Show, in full, each line of the data that contains "color".

* start RECORDS SHOWN *

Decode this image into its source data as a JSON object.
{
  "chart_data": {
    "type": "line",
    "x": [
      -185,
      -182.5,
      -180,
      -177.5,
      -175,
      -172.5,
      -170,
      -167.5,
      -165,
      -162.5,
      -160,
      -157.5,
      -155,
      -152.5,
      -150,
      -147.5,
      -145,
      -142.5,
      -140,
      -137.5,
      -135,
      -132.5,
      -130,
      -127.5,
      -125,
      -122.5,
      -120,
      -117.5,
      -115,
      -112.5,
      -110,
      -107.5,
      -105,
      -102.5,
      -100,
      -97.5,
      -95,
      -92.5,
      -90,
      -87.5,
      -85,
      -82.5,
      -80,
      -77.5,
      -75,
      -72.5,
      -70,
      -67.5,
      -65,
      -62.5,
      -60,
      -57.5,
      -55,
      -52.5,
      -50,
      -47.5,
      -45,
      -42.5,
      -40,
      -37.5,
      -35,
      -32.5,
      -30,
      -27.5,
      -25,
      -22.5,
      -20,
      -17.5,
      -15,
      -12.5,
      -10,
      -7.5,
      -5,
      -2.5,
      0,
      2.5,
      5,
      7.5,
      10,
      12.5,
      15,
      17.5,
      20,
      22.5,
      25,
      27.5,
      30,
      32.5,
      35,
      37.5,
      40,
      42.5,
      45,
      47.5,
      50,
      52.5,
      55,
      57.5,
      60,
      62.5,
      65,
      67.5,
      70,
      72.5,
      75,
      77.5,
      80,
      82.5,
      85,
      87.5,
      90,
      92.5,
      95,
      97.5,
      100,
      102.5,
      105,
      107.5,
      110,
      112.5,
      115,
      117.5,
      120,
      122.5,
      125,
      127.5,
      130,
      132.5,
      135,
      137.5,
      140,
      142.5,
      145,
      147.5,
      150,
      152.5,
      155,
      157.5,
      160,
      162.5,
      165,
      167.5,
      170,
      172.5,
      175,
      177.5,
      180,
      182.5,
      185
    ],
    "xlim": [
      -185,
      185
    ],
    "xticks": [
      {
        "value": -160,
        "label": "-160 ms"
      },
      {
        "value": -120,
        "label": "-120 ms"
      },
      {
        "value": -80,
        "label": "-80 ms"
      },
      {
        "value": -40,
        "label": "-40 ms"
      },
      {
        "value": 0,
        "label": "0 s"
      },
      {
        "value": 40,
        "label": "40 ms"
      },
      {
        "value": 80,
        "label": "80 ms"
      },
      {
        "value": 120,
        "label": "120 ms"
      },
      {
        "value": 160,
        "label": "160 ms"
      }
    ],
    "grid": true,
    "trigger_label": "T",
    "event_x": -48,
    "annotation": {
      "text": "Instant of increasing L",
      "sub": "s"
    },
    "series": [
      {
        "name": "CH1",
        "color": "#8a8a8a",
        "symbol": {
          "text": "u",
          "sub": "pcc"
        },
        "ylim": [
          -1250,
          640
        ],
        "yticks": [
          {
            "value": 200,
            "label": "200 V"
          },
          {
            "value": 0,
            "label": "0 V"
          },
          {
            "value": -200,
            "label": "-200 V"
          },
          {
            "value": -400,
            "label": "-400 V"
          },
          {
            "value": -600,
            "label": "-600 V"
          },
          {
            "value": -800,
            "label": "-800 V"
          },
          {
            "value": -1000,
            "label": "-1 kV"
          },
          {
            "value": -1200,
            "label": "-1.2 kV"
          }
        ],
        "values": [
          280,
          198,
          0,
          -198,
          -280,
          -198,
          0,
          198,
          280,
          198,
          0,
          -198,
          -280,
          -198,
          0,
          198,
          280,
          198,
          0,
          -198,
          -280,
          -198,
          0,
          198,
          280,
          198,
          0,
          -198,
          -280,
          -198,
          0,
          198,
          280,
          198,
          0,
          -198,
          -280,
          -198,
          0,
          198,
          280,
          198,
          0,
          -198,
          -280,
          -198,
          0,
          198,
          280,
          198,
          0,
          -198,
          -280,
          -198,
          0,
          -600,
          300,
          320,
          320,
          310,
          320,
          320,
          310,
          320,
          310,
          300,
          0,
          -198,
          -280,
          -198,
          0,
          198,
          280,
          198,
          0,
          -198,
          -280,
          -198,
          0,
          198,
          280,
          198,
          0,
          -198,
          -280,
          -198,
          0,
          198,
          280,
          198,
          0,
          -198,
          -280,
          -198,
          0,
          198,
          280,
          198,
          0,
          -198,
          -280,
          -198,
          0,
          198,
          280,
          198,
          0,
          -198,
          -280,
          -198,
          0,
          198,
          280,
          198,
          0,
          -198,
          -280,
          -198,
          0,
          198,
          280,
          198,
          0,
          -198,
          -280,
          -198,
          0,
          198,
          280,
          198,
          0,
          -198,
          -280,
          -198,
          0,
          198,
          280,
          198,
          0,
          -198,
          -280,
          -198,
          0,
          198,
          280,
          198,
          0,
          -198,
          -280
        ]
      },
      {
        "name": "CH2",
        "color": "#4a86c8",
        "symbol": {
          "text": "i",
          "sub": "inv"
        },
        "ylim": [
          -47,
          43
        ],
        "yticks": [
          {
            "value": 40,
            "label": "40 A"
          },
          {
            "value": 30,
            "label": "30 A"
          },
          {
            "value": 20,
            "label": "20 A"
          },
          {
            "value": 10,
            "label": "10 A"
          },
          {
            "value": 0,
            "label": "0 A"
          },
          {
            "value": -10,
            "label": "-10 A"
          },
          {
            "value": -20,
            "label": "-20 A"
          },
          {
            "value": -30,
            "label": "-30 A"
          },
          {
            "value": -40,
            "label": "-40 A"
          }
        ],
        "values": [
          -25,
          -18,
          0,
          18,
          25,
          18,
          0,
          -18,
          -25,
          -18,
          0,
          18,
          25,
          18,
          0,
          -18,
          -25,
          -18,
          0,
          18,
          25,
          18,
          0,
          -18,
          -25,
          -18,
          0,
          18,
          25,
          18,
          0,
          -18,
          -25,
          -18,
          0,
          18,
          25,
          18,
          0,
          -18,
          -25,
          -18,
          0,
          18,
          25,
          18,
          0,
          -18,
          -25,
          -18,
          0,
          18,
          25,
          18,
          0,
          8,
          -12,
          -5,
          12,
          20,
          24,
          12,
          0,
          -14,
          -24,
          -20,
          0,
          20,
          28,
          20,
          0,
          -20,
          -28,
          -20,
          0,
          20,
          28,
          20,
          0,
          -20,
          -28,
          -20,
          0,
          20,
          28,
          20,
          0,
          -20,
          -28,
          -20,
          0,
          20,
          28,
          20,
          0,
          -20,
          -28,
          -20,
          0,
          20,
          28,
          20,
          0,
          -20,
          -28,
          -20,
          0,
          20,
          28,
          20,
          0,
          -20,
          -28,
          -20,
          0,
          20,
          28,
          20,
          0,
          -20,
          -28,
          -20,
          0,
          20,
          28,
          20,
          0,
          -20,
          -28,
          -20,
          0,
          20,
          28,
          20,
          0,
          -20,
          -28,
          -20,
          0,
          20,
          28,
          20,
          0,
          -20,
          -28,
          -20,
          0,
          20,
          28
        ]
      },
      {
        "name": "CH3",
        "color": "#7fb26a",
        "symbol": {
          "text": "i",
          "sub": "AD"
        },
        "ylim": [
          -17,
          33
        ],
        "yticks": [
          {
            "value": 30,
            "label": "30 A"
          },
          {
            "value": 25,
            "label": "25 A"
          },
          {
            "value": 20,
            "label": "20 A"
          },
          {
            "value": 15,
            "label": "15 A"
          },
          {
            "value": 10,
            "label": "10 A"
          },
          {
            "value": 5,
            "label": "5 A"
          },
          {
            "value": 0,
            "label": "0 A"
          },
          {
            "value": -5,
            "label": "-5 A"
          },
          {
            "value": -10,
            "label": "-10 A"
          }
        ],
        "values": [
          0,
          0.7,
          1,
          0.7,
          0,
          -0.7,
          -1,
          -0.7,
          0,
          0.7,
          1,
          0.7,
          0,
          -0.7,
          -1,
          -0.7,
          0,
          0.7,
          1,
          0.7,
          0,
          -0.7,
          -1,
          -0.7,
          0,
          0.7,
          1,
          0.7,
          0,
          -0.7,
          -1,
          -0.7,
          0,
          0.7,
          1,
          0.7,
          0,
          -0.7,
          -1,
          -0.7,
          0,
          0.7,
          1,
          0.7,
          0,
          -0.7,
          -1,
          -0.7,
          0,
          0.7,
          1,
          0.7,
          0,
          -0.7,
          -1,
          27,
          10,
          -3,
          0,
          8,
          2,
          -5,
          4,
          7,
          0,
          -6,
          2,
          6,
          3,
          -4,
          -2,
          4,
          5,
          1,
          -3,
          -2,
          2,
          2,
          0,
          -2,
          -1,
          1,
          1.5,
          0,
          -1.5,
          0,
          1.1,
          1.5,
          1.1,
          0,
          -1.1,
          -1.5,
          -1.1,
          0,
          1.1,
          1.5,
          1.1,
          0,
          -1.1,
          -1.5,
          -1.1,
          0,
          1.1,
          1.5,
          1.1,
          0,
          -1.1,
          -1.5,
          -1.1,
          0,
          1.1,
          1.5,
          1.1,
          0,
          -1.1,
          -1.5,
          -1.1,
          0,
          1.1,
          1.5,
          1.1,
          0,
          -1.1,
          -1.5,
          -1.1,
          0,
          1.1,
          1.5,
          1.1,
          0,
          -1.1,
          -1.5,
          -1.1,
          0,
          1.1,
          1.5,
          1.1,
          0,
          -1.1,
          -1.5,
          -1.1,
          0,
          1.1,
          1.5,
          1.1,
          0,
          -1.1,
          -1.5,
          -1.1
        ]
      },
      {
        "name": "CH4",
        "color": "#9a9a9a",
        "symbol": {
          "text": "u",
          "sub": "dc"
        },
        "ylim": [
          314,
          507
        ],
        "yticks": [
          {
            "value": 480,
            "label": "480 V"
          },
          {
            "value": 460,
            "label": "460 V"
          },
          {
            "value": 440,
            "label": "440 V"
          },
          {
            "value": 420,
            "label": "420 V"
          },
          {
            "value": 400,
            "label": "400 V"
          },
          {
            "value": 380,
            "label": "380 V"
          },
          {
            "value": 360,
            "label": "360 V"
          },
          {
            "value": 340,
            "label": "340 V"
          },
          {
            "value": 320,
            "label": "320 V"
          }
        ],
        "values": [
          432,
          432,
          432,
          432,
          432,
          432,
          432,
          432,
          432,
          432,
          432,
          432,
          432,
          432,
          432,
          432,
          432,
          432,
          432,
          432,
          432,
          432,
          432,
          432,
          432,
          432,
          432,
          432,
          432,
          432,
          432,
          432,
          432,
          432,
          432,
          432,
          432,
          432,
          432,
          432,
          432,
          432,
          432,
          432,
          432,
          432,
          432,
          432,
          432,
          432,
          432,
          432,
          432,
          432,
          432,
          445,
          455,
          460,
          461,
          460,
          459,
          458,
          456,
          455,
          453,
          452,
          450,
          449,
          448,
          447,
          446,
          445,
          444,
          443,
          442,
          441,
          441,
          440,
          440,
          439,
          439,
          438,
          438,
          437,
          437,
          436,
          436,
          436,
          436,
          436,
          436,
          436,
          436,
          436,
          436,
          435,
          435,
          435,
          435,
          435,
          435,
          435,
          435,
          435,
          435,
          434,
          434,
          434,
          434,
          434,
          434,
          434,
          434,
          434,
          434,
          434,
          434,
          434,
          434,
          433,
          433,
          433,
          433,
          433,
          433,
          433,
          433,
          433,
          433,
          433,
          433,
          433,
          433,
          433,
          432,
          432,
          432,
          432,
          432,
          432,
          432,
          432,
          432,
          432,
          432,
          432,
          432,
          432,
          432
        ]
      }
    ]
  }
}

* end RECORDS SHOWN *

**FINAL ANSWER:**
        "color": "#8a8a8a",
        "color": "#4a86c8",
        "color": "#7fb26a",
        "color": "#9a9a9a",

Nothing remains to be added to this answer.